[Task] Extract all data as written.
··· Extracted material
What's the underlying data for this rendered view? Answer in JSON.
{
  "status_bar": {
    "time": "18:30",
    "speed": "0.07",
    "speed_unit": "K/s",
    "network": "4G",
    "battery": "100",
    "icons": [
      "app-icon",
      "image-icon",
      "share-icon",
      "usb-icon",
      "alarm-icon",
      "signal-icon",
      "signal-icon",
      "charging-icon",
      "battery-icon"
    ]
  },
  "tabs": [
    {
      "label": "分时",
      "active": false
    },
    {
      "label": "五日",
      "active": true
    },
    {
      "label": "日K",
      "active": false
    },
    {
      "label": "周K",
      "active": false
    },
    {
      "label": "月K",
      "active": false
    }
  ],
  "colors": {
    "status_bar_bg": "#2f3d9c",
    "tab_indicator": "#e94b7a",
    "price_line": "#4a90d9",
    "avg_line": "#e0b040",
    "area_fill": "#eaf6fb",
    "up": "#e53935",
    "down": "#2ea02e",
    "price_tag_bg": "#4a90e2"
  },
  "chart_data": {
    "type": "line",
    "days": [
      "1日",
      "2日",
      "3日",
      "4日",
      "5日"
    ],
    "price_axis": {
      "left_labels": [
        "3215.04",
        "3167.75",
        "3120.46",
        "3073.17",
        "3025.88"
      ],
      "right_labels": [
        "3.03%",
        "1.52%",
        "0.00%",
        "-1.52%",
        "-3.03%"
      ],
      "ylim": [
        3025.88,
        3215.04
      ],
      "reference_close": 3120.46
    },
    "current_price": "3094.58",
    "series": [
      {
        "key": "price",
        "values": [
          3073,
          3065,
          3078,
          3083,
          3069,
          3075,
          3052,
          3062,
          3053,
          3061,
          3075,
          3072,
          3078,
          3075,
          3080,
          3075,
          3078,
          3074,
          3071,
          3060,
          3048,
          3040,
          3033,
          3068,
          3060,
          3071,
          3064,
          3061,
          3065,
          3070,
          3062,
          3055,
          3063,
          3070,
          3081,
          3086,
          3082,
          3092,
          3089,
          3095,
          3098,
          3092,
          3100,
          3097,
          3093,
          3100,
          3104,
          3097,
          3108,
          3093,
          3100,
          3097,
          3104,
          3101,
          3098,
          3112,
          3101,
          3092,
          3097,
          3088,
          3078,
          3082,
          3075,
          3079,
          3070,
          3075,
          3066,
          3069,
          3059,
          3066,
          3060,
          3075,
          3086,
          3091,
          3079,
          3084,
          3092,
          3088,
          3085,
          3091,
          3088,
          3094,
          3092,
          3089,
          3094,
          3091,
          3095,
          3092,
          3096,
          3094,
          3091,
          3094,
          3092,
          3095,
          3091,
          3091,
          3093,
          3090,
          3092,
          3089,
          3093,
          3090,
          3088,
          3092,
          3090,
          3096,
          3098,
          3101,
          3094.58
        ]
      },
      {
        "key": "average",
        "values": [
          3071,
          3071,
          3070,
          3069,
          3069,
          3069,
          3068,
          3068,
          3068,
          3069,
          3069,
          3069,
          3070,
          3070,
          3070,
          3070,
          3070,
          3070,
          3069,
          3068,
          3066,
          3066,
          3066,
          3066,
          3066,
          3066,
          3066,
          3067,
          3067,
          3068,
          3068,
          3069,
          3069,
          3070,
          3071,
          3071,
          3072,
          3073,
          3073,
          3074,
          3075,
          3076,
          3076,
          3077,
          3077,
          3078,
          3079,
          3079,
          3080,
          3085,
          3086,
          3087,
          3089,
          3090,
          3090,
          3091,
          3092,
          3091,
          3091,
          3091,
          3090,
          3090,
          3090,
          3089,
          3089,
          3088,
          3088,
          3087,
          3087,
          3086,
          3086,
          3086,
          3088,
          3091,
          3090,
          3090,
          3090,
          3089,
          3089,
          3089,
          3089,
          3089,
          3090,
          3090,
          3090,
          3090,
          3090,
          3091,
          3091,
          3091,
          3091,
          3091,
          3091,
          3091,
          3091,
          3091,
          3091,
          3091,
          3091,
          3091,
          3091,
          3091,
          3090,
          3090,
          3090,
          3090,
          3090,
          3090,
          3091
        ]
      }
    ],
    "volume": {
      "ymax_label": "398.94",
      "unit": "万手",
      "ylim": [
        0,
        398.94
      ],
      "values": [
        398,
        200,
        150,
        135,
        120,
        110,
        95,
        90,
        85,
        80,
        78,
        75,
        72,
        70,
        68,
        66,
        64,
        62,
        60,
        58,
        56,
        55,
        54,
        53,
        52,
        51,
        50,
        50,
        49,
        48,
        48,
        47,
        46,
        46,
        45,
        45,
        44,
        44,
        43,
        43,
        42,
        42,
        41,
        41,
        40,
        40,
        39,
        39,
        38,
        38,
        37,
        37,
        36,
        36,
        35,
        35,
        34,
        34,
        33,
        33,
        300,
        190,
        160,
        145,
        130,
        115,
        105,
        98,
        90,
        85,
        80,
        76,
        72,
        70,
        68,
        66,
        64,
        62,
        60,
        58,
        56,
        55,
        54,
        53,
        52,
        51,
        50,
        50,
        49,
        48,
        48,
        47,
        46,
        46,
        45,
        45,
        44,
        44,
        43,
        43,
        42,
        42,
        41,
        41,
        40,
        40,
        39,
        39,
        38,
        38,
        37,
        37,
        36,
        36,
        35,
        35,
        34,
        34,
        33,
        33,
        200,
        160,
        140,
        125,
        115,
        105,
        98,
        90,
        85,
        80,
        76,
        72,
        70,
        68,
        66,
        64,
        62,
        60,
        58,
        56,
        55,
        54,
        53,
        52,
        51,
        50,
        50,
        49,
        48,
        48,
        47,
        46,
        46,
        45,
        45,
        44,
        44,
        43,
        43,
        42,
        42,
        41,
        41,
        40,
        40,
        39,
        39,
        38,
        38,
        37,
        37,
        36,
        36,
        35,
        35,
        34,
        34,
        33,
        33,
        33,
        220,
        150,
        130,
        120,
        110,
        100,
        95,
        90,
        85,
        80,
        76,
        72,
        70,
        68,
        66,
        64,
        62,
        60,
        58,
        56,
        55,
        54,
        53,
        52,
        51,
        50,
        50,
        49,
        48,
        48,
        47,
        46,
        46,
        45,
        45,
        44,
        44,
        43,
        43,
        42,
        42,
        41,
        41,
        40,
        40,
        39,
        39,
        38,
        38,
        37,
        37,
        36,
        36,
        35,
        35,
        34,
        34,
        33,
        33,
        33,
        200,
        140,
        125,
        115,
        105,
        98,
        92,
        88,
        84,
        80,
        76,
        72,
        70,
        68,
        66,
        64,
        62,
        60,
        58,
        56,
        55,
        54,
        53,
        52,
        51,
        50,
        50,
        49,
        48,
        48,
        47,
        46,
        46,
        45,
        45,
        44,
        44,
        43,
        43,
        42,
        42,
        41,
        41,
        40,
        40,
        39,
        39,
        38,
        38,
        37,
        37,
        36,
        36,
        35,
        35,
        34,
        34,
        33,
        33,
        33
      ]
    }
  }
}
······
[In response]
What's the underlying data for this rendered view? Answer in JSON.
{
  "status_bar": {
    "time": "18:30",
    "speed": "0.07",
    "speed_unit": "K/s",
    "network": "4G",
    "battery": "100",
    "icons": [
      "app-icon",
      "image-icon",
      "share-icon",
      "usb-icon",
      "alarm-icon",
      "signal-icon",
      "signal-icon",
      "charging-icon",
      "battery-icon"
    ]
  },
  "tabs": [
    {
      "label": "分时",
      "active": false
    },
    {
      "label": "五日",
      "active": true
    },
    {
      "label": "日K",
      "active": false
    },
    {
      "label": "周K",
      "active": false
    },
    {
      "label": "月K",
      "active": false
    }
  ],
  "colors": {
    "status_bar_bg": "#2f3d9c",
    "tab_indicator": "#e94b7a",
    "price_line": "#4a90d9",
    "avg_line": "#e0b040",
    "area_fill": "#eaf6fb",
    "up": "#e53935",
    "down": "#2ea02e",
    "price_tag_bg": "#4a90e2"
  },
  "chart_data": {
    "type": "line",
    "days": [
      "1日",
      "2日",
      "3日",
      "4日",
      "5日"
    ],
    "price_axis": {
      "left_labels": [
        "3215.04",
        "3167.75",
        "3120.46",
        "3073.17",
        "3025.88"
      ],
      "right_labels": [
        "3.03%",
        "1.52%",
        "0.00%",
        "-1.52%",
        "-3.03%"
      ],
      "ylim": [
        3025.88,
        3215.04
      ],
      "reference_close": 3120.46
    },
    "current_price": "3094.58",
    "series": [
      {
        "key": "price",
        "values": [
          3073,
          3065,
          3078,
          3083,
          3069,
          3075,
          3052,
          3062,
          3053,
          3061,
          3075,
          3072,
          3078,
          3075,
          3080,
          3075,
          3078,
          3074,
          3071,
          3060,
          3048,
          3040,
          3033,
          3068,
          3060,
          3071,
          3064,
          3061,
          3065,
          3070,
          3062,
          3055,
          3063,
          3070,
          3081,
          3086,
          3082,
          3092,
          3089,
          3095,
          3098,
          3092,
          3100,
          3097,
          3093,
          3100,
          3104,
          3097,
          3108,
          3093,
          3100,
          3097,
          3104,
          3101,
          3098,
          3112,
          3101,
          3092,
          3097,
          3088,
          3078,
          3082,
          3075,
          3079,
          3070,
          3075,
          3066,
          3069,
          3059,
          3066,
          3060,
          3075,
          3086,
          3091,
          3079,
          3084,
          3092,
          3088,
          3085,
          3091,
          3088,
          3094,
          3092,
          3089,
          3094,
          3091,
          3095,
          3092,
          3096,
          3094,
          3091,
          3094,
          3092,
          3095,
          3091,
          3091,
          3093,
          3090,
          3092,
          3089,
          3093,
          3090,
          3088,
          3092,
          3090,
          3096,
          3098,
          3101,
          3094.58
        ]
      },
      {
        "key": "average",
        "values": [
          3071,
          3071,
          3070,
          3069,
          3069,
          3069,
          3068,
          3068,
          3068,
          3069,
          3069,
          3069,
          3070,
          3070,
          3070,
          3070,
          3070,
          3070,
          3069,
          3068,
          3066,
          3066,
          3066,
          3066,
          3066,
          3066,
          3066,
          3067,
          3067,
          3068,
          3068,
          3069,
          3069,
          3070,
          3071,
          3071,
          3072,
          3073,
          3073,
          3074,
          3075,
          3076,
          3076,
          3077,
          3077,
          3078,
          3079,
          3079,
          3080,
          3085,
          3086,
          3087,
          3089,
          3090,
          3090,
          3091,
          3092,
          3091,
          3091,
          3091,
          3090,
          3090,
          3090,
          3089,
          3089,
          3088,
          3088,
          3087,
          3087,
          3086,
          3086,
          3086,
          3088,
          3091,
          3090,
          3090,
          3090,
          3089,
          3089,
          3089,
          3089,
          3089,
          3090,
          3090,
          3090,
          3090,
          3090,
          3091,
          3091,
          3091,
          3091,
          3091,
          3091,
          3091,
          3091,
          3091,
          3091,
          3091,
          3091,
          3091,
          3091,
          3091,
          3090,
          3090,
          3090,
          3090,
          3090,
          3090,
          3091
        ]
      }
    ],
    "volume": {
      "ymax_label": "398.94",
      "unit": "万手",
      "ylim": [
        0,
        398.94
      ],
      "values": [
        398,
        200,
        150,
        135,
        120,
        110,
        95,
        90,
        85,
        80,
        78,
        75,
        72,
        70,
        68,
        66,
        64,
        62,
        60,
        58,
        56,
        55,
        54,
        53,
        52,
        51,
        50,
        50,
        49,
        48,
        48,
        47,
        46,
        46,
        45,
        45,
        44,
        44,
        43,
        43,
        42,
        42,
        41,
        41,
        40,
        40,
        39,
        39,
        38,
        38,
        37,
        37,
        36,
        36,
        35,
        35,
        34,
        34,
        33,
        33,
        300,
        190,
        160,
        145,
        130,
        115,
        105,
        98,
        90,
        85,
        80,
        76,
        72,
        70,
        68,
        66,
        64,
        62,
        60,
        58,
        56,
        55,
        54,
        53,
        52,
        51,
        50,
        50,
        49,
        48,
        48,
        47,
        46,
        46,
        45,
        45,
        44,
        44,
        43,
        43,
        42,
        42,
        41,
        41,
        40,
        40,
        39,
        39,
        38,
        38,
        37,
        37,
        36,
        36,
        35,
        35,
        34,
        34,
        33,
        33,
        200,
        160,
        140,
        125,
        115,
        105,
        98,
        90,
        85,
        80,
        76,
        72,
        70,
        68,
        66,
        64,
        62,
        60,
        58,
        56,
        55,
        54,
        53,
        52,
        51,
        50,
        50,
        49,
        48,
        48,
        47,
        46,
        46,
        45,
        45,
        44,
        44,
        43,
        43,
        42,
        42,
        41,
        41,
        40,
        40,
        39,
        39,
        38,
        38,
        37,
        37,
        36,
        36,
        35,
        35,
        34,
        34,
        33,
        33,
        33,
        220,
        150,
        130,
        120,
        110,
        100,
        95,
        90,
        85,
        80,
        76,
        72,
        70,
        68,
        66,
        64,
        62,
        60,
        58,
        56,
        55,
        54,
        53,
        52,
        51,
        50,
        50,
        49,
        48,
        48,
        47,
        46,
        46,
        45,
        45,
        44,
        44,
        43,
        43,
        42,
        42,
        41,
        41,
        40,
        40,
        39,
        39,
        38,
        38,
        37,
        37,
        36,
        36,
        35,
        35,
        34,
        34,
        33,
        33,
        33,
        200,
        140,
        125,
        115,
        105,
        98,
        92,
        88,
        84,
        80,
        76,
        72,
        70,
        68,
        66,
        64,
        62,
        60,
        58,
        56,
        55,
        54,
        53,
        52,
        51,
        50,
        50,
        49,
        48,
        48,
        47,
        46,
        46,
        45,
        45,
        44,
        44,
        43,
        43,
        42,
        42,
        41,
        41,
        40,
        40,
        39,
        39,
        38,
        38,
        37,
        37,
        36,
        36,
        35,
        35,
        34,
        34,
        33,
        33,
        33
      ]
    }
  }
}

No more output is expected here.